:: DATA FOR THIS EXERCISE ::

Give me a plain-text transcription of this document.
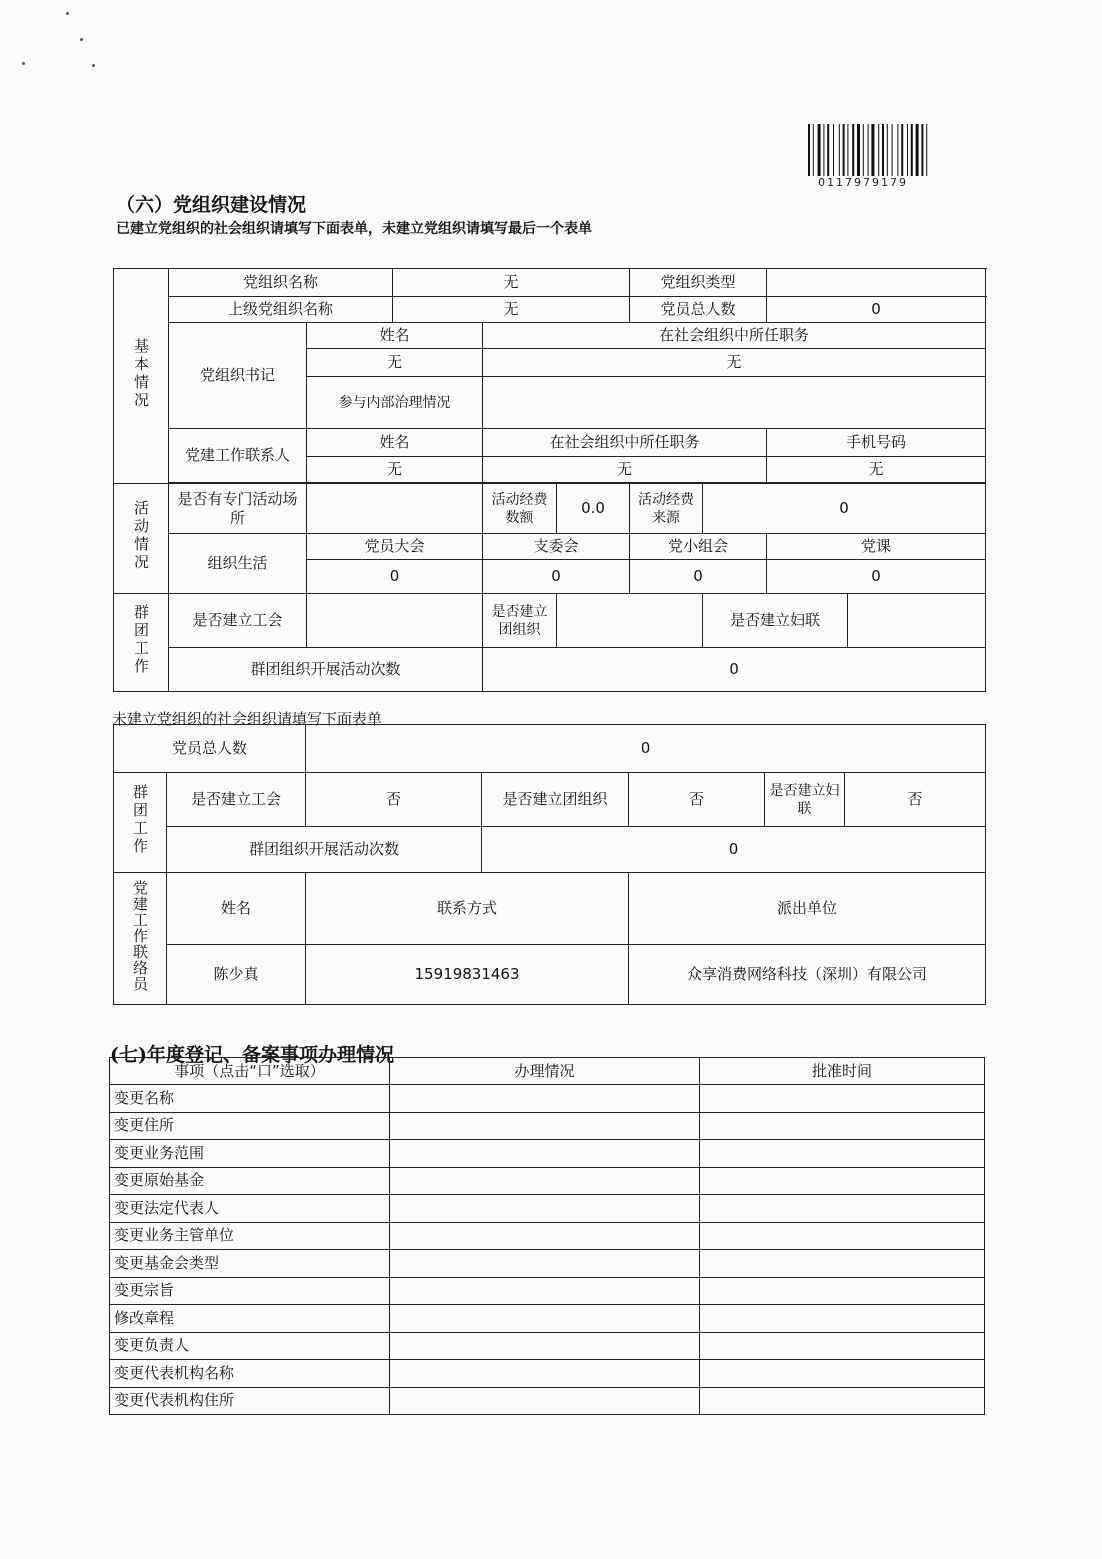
0117979179
（六）党组织建设情况
已建立党组织的社会组织请填写下面表单，未建立党组织请填写最后一个表单
基本情况	党组织名称		无			党组织类型			
	上级党组织名称		无			党员总人数		0	
	党组织书记	姓名		在社会组织中所任职务					
		无		无					
		参与内部治理情况							
	党建工作联系人	姓名		在社会组织中所任职务				手机号码	
		无		无				无	

活动情况	是否有专门活动场所			活动经费数额	0.0	活动经费来源	0		
	组织生活	党员大会		支委会		党小组会		党课	
		0		0		0		0	
群团工作	是否建立工会			是否建立团组织			是否建立妇联		
	群团组织开展活动次数			0					
未建立党组织的社会组织请填写下面表单
党员总人数		0				
群团工作	是否建立工会	否	是否建立团组织	否	是否建立妇联	否
	群团组织开展活动次数		0			
党建工作联络员	姓名	联系方式		派出单位		
	陈少真	15919831463		众享消费网络科技（深圳）有限公司		
(七)年度登记、备案事项办理情况
事项（点击“口”选取）	办理情况	批准时间
变更名称		
变更住所		
变更业务范围		
变更原始基金		
变更法定代表人		
变更业务主管单位		
变更基金会类型		
变更宗旨		
修改章程		
变更负责人		
变更代表机构名称		
变更代表机构住所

:::

**REQUIREMENT**. Without the pictures, output the full listing exactly as it stands.

**FULL ANSWER**.
Give me a plain-text transcription of this document.
0117979179
（六）党组织建设情况
已建立党组织的社会组织请填写下面表单，未建立党组织请填写最后一个表单
基本情况	党组织名称		无			党组织类型			
	上级党组织名称		无			党员总人数		0	
	党组织书记	姓名		在社会组织中所任职务					
		无		无					
		参与内部治理情况							
	党建工作联系人	姓名		在社会组织中所任职务				手机号码	
		无		无				无	

活动情况	是否有专门活动场所			活动经费数额	0.0	活动经费来源	0		
	组织生活	党员大会		支委会		党小组会		党课	
		0		0		0		0	
群团工作	是否建立工会			是否建立团组织			是否建立妇联		
	群团组织开展活动次数			0					
未建立党组织的社会组织请填写下面表单
党员总人数		0				
群团工作	是否建立工会	否	是否建立团组织	否	是否建立妇联	否
	群团组织开展活动次数		0			
党建工作联络员	姓名	联系方式		派出单位		
	陈少真	15919831463		众享消费网络科技（深圳）有限公司		
(七)年度登记、备案事项办理情况
事项（点击“口”选取）	办理情况	批准时间
变更名称		
变更住所		
变更业务范围		
变更原始基金		
变更法定代表人		
变更业务主管单位		
变更基金会类型		
变更宗旨		
修改章程		
变更负责人		
变更代表机构名称		
变更代表机构住所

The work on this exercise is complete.